==== ENTRIES ====
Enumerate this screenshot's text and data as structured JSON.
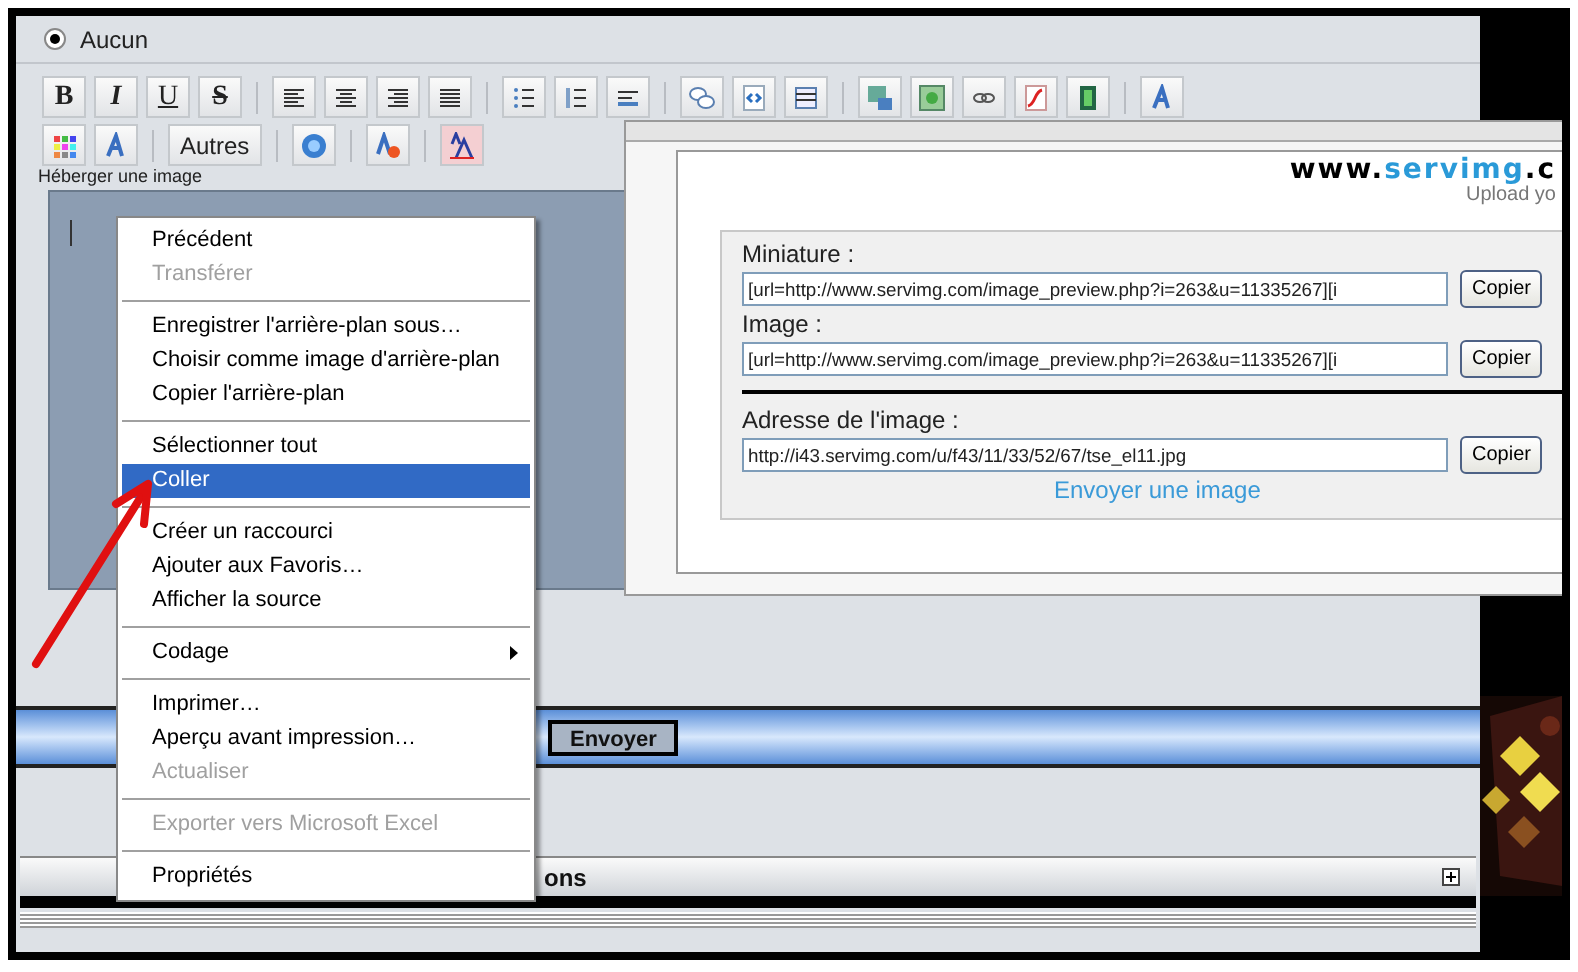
{
  "radio": {
    "label": "Aucun",
    "selected": true
  },
  "toolbar_rows": [
    [
      {
        "kind": "text",
        "label": "B"
      },
      {
        "kind": "text",
        "label": "I"
      },
      {
        "kind": "text",
        "label": "U"
      },
      {
        "kind": "text",
        "label": "S"
      },
      {
        "kind": "separator"
      },
      {
        "kind": "icon"
      },
      {
        "kind": "icon"
      },
      {
        "kind": "icon"
      },
      {
        "kind": "icon"
      },
      {
        "kind": "separator"
      },
      {
        "kind": "icon"
      },
      {
        "kind": "icon"
      },
      {
        "kind": "icon"
      },
      {
        "kind": "separator"
      },
      {
        "kind": "icon"
      },
      {
        "kind": "icon"
      },
      {
        "kind": "icon"
      },
      {
        "kind": "separator"
      },
      {
        "kind": "icon"
      },
      {
        "kind": "icon"
      },
      {
        "kind": "icon"
      },
      {
        "kind": "icon"
      },
      {
        "kind": "icon"
      },
      {
        "kind": "separator"
      },
      {
        "kind": "icon"
      }
    ],
    [
      {
        "kind": "icon"
      },
      {
        "kind": "icon"
      },
      {
        "kind": "separator"
      },
      {
        "kind": "text",
        "label": "Autres"
      },
      {
        "kind": "separator"
      },
      {
        "kind": "icon"
      },
      {
        "kind": "separator"
      },
      {
        "kind": "icon"
      },
      {
        "kind": "separator"
      },
      {
        "kind": "icon"
      }
    ]
  ],
  "upload_label": "Héberger une image",
  "upload_panel": {
    "logo": [
      "www.",
      "servimg",
      ".c"
    ],
    "tagline": "Upload yo",
    "fields": [
      {
        "label": "Miniature :",
        "value": "[url=http://www.servimg.com/image_preview.php?i=263&u=11335267][i",
        "button": "Copier"
      },
      {
        "label": "Image :",
        "value": "[url=http://www.servimg.com/image_preview.php?i=263&u=11335267][i",
        "button": "Copier"
      }
    ],
    "address": {
      "label": "Adresse de l'image :",
      "value": "http://i43.servimg.com/u/f43/11/33/52/67/tse_el11.jpg",
      "button": "Copier"
    },
    "link": "Envoyer une image"
  },
  "submit_button": "Envoyer",
  "section": {
    "title": "ons",
    "expanded": false
  },
  "context_menu": {
    "groups": [
      [
        {
          "label": "Précédent",
          "disabled": false,
          "selected": false,
          "submenu": false
        },
        {
          "label": "Transférer",
          "disabled": true,
          "selected": false,
          "submenu": false
        }
      ],
      [
        {
          "label": "Enregistrer l'arrière-plan sous…",
          "disabled": false,
          "selected": false,
          "submenu": false
        },
        {
          "label": "Choisir comme image d'arrière-plan",
          "disabled": false,
          "selected": false,
          "submenu": false
        },
        {
          "label": "Copier l'arrière-plan",
          "disabled": false,
          "selected": false,
          "submenu": false
        }
      ],
      [
        {
          "label": "Sélectionner tout",
          "disabled": false,
          "selected": false,
          "submenu": false
        },
        {
          "label": "Coller",
          "disabled": false,
          "selected": true,
          "submenu": false
        }
      ],
      [
        {
          "label": "Créer un raccourci",
          "disabled": false,
          "selected": false,
          "submenu": false
        },
        {
          "label": "Ajouter aux Favoris…",
          "disabled": false,
          "selected": false,
          "submenu": false
        },
        {
          "label": "Afficher la source",
          "disabled": false,
          "selected": false,
          "submenu": false
        }
      ],
      [
        {
          "label": "Codage",
          "disabled": false,
          "selected": false,
          "submenu": true
        }
      ],
      [
        {
          "label": "Imprimer…",
          "disabled": false,
          "selected": false,
          "submenu": false
        },
        {
          "label": "Aperçu avant impression…",
          "disabled": false,
          "selected": false,
          "submenu": false
        },
        {
          "label": "Actualiser",
          "disabled": true,
          "selected": false,
          "submenu": false
        }
      ],
      [
        {
          "label": "Exporter vers Microsoft Excel",
          "disabled": true,
          "selected": false,
          "submenu": false
        }
      ],
      [
        {
          "label": "Propriétés",
          "disabled": false,
          "selected": false,
          "submenu": false
        }
      ]
    ]
  }
}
====
§ **EXERCISE TASK**: Count how many lines include the string "servimg". Nothing but the number is needed.

§ **SOLUTION**: 4